## Material supplied:
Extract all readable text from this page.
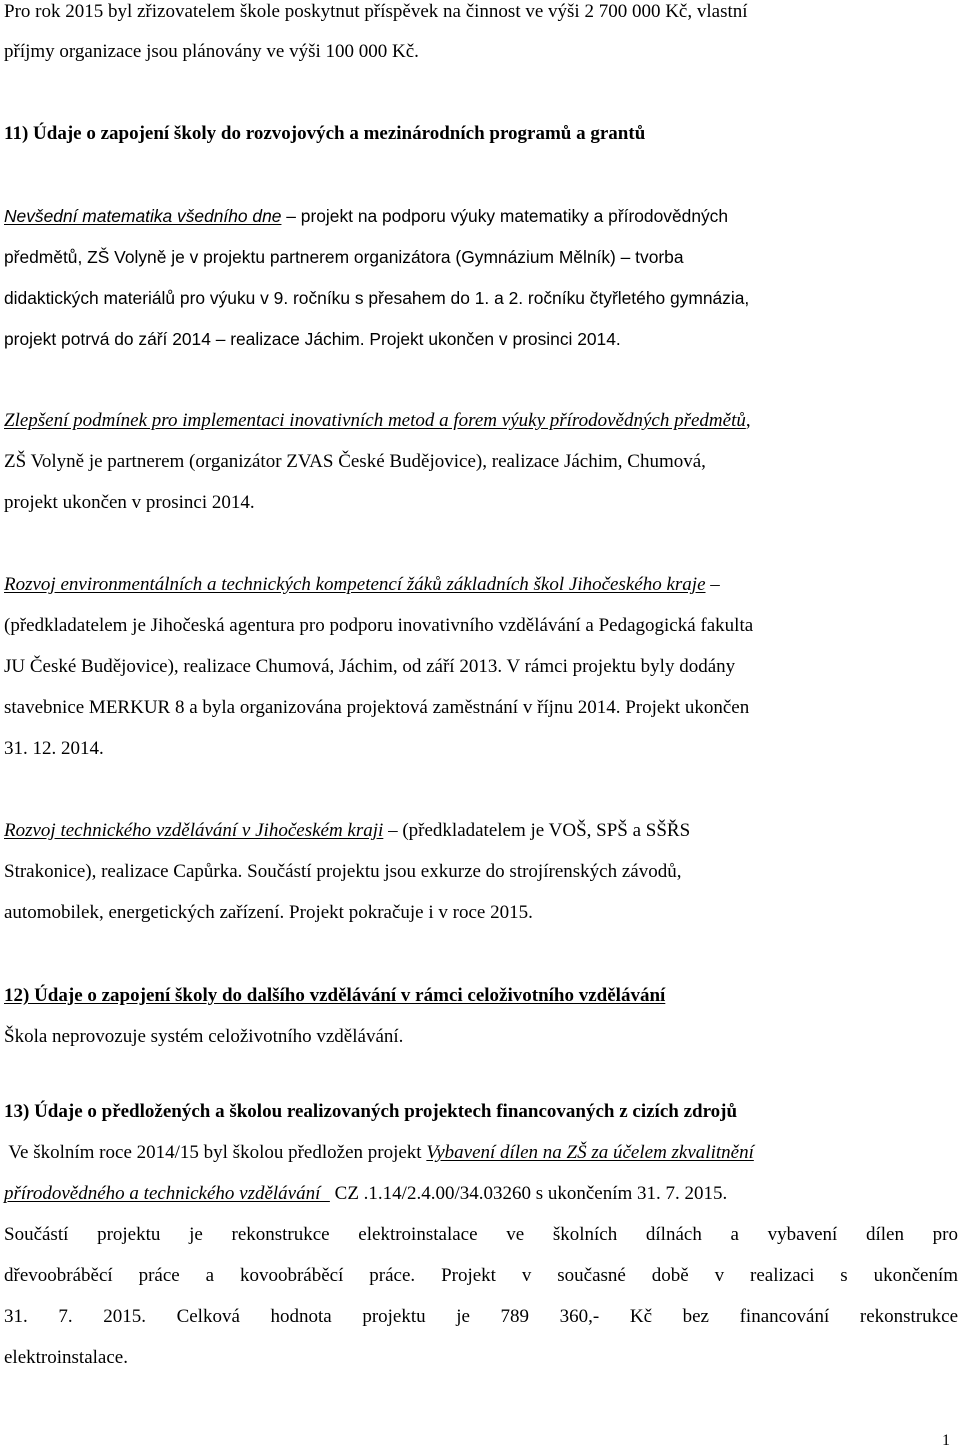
Pro rok 2015 byl zřizovatelem škole poskytnut příspěvek na činnost ve výši 2 700 000 Kč, vlastní
příjmy organizace jsou plánovány ve výši 100 000 Kč.
11) Údaje o zapojení školy do rozvojových a mezinárodních programů a grantů
Nevšední matematika všedního dne – projekt na podporu výuky matematiky a přírodovědných
předmětů, ZŠ Volyně je v projektu partnerem organizátora (Gymnázium Mělník) – tvorba
didaktických materiálů pro výuku v 9. ročníku s přesahem do 1. a 2. ročníku čtyřletého gymnázia,
projekt potrvá do září 2014 – realizace Jáchim. Projekt ukončen v prosinci 2014.
Zlepšení podmínek pro implementaci inovativních metod a forem výuky přírodovědných předmětů,
ZŠ Volyně je partnerem (organizátor ZVAS České Budějovice), realizace Jáchim, Chumová,
projekt ukončen v prosinci 2014.
Rozvoj environmentálních a technických kompetencí žáků základních škol Jihočeského kraje –
(předkladatelem je Jihočeská agentura pro podporu inovativního vzdělávání a Pedagogická fakulta
JU České Budějovice), realizace Chumová, Jáchim, od září 2013. V rámci projektu byly dodány
stavebnice MERKUR 8 a byla organizována projektová zaměstnání v říjnu 2014. Projekt ukončen
31. 12. 2014.
Rozvoj technického vzdělávání v Jihočeském kraji – (předkladatelem je VOŠ, SPŠ a SŠŘS
Strakonice), realizace Capůrka. Součástí projektu jsou exkurze do strojírenských závodů,
automobilek, energetických zařízení. Projekt pokračuje i v roce 2015.
12) Údaje o zapojení školy do dalšího vzdělávání v rámci celoživotního vzdělávání
Škola neprovozuje systém celoživotního vzdělávání.
13) Údaje o předložených a školou realizovaných projektech financovaných z cizích zdrojů
Ve školním roce 2014/15 byl školou předložen projekt Vybavení dílen na ZŠ za účelem zkvalitnění
přírodovědného a technického vzdělávání   CZ .1.14/2.4.00/34.03260 s ukončením 31. 7. 2015.
Součástí projektu je rekonstrukce elektroinstalace ve školních dílnách a vybavení dílen pro
dřevoobráběcí práce a kovoobráběcí práce. Projekt v současné době v realizaci s ukončením
31. 7. 2015. Celková hodnota projektu je 789 360,- Kč bez financování rekonstrukce
elektroinstalace.
1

## Requirement:
Copy all the lines of data exactly as they appear, dropping any images.

## Worked solution:
Extract all readable text from this page.
Pro rok 2015 byl zřizovatelem škole poskytnut příspěvek na činnost ve výši 2 700 000 Kč, vlastní
příjmy organizace jsou plánovány ve výši 100 000 Kč.
11) Údaje o zapojení školy do rozvojových a mezinárodních programů a grantů
Nevšední matematika všedního dne – projekt na podporu výuky matematiky a přírodovědných
předmětů, ZŠ Volyně je v projektu partnerem organizátora (Gymnázium Mělník) – tvorba
didaktických materiálů pro výuku v 9. ročníku s přesahem do 1. a 2. ročníku čtyřletého gymnázia,
projekt potrvá do září 2014 – realizace Jáchim. Projekt ukončen v prosinci 2014.
Zlepšení podmínek pro implementaci inovativních metod a forem výuky přírodovědných předmětů,
ZŠ Volyně je partnerem (organizátor ZVAS České Budějovice), realizace Jáchim, Chumová,
projekt ukončen v prosinci 2014.
Rozvoj environmentálních a technických kompetencí žáků základních škol Jihočeského kraje –
(předkladatelem je Jihočeská agentura pro podporu inovativního vzdělávání a Pedagogická fakulta
JU České Budějovice), realizace Chumová, Jáchim, od září 2013. V rámci projektu byly dodány
stavebnice MERKUR 8 a byla organizována projektová zaměstnání v říjnu 2014. Projekt ukončen
31. 12. 2014.
Rozvoj technického vzdělávání v Jihočeském kraji – (předkladatelem je VOŠ, SPŠ a SŠŘS
Strakonice), realizace Capůrka. Součástí projektu jsou exkurze do strojírenských závodů,
automobilek, energetických zařízení. Projekt pokračuje i v roce 2015.
12) Údaje o zapojení školy do dalšího vzdělávání v rámci celoživotního vzdělávání
Škola neprovozuje systém celoživotního vzdělávání.
13) Údaje o předložených a školou realizovaných projektech financovaných z cizích zdrojů
Ve školním roce 2014/15 byl školou předložen projekt Vybavení dílen na ZŠ za účelem zkvalitnění
přírodovědného a technického vzdělávání   CZ .1.14/2.4.00/34.03260 s ukončením 31. 7. 2015.
Součástí projektu je rekonstrukce elektroinstalace ve školních dílnách a vybavení dílen pro
dřevoobráběcí práce a kovoobráběcí práce. Projekt v současné době v realizaci s ukončením
31. 7. 2015. Celková hodnota projektu je 789 360,- Kč bez financování rekonstrukce
elektroinstalace.
1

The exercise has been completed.